(Dataset excerpt)
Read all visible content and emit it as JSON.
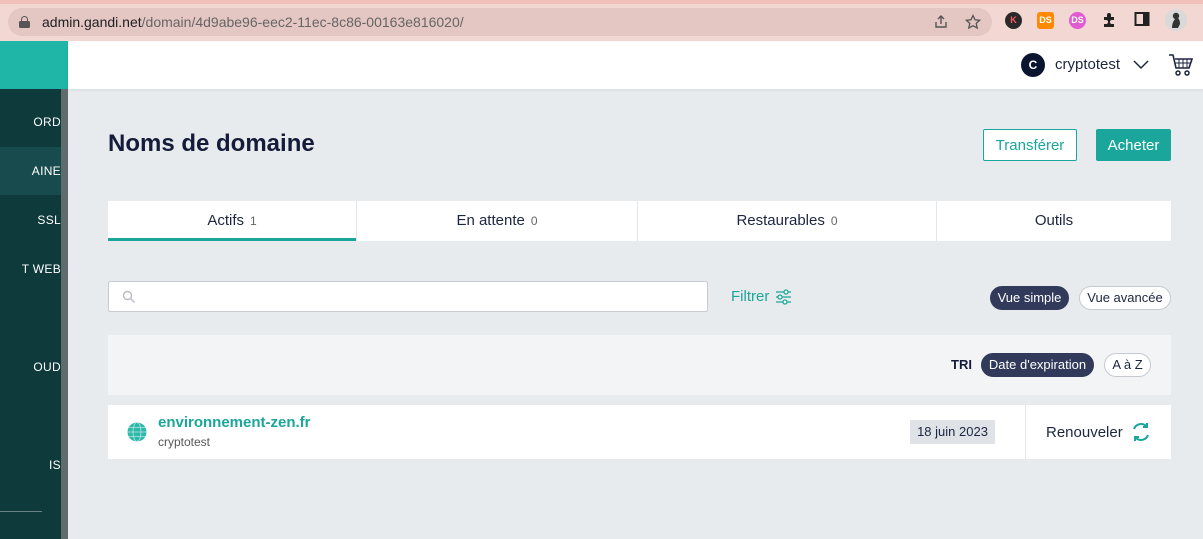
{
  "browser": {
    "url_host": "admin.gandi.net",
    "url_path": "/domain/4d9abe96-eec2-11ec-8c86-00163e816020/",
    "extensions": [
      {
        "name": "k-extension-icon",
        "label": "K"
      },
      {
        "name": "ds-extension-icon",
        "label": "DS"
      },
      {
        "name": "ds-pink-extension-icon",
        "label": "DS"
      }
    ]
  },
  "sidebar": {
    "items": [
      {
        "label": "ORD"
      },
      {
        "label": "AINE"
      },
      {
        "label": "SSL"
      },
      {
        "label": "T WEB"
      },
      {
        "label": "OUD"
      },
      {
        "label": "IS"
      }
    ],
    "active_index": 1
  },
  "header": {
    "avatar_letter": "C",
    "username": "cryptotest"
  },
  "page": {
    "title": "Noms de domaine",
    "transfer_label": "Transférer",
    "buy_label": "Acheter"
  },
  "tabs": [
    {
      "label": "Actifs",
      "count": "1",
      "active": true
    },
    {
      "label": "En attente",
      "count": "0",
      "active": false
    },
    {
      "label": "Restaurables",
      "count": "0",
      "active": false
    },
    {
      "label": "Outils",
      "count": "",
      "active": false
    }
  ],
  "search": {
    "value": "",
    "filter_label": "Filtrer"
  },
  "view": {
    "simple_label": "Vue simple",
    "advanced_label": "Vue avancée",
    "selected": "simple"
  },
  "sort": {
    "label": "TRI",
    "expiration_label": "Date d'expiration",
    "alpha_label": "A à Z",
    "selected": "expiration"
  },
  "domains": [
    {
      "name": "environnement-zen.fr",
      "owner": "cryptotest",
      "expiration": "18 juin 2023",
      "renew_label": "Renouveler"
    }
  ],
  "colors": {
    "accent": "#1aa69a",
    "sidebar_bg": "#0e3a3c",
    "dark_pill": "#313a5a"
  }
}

• _The task_: Omit the pictures, and quote the material above exactly as given.

• _Written solution_:
Read all visible content and emit it as JSON.
{
  "browser": {
    "url_host": "admin.gandi.net",
    "url_path": "/domain/4d9abe96-eec2-11ec-8c86-00163e816020/",
    "extensions": [
      {
        "name": "k-extension-icon",
        "label": "K"
      },
      {
        "name": "ds-extension-icon",
        "label": "DS"
      },
      {
        "name": "ds-pink-extension-icon",
        "label": "DS"
      }
    ]
  },
  "sidebar": {
    "items": [
      {
        "label": "ORD"
      },
      {
        "label": "AINE"
      },
      {
        "label": "SSL"
      },
      {
        "label": "T WEB"
      },
      {
        "label": "OUD"
      },
      {
        "label": "IS"
      }
    ],
    "active_index": 1
  },
  "header": {
    "avatar_letter": "C",
    "username": "cryptotest"
  },
  "page": {
    "title": "Noms de domaine",
    "transfer_label": "Transférer",
    "buy_label": "Acheter"
  },
  "tabs": [
    {
      "label": "Actifs",
      "count": "1",
      "active": true
    },
    {
      "label": "En attente",
      "count": "0",
      "active": false
    },
    {
      "label": "Restaurables",
      "count": "0",
      "active": false
    },
    {
      "label": "Outils",
      "count": "",
      "active": false
    }
  ],
  "search": {
    "value": "",
    "filter_label": "Filtrer"
  },
  "view": {
    "simple_label": "Vue simple",
    "advanced_label": "Vue avancée",
    "selected": "simple"
  },
  "sort": {
    "label": "TRI",
    "expiration_label": "Date d'expiration",
    "alpha_label": "A à Z",
    "selected": "expiration"
  },
  "domains": [
    {
      "name": "environnement-zen.fr",
      "owner": "cryptotest",
      "expiration": "18 juin 2023",
      "renew_label": "Renouveler"
    }
  ],
  "colors": {
    "accent": "#1aa69a",
    "sidebar_bg": "#0e3a3c",
    "dark_pill": "#313a5a"
  }
}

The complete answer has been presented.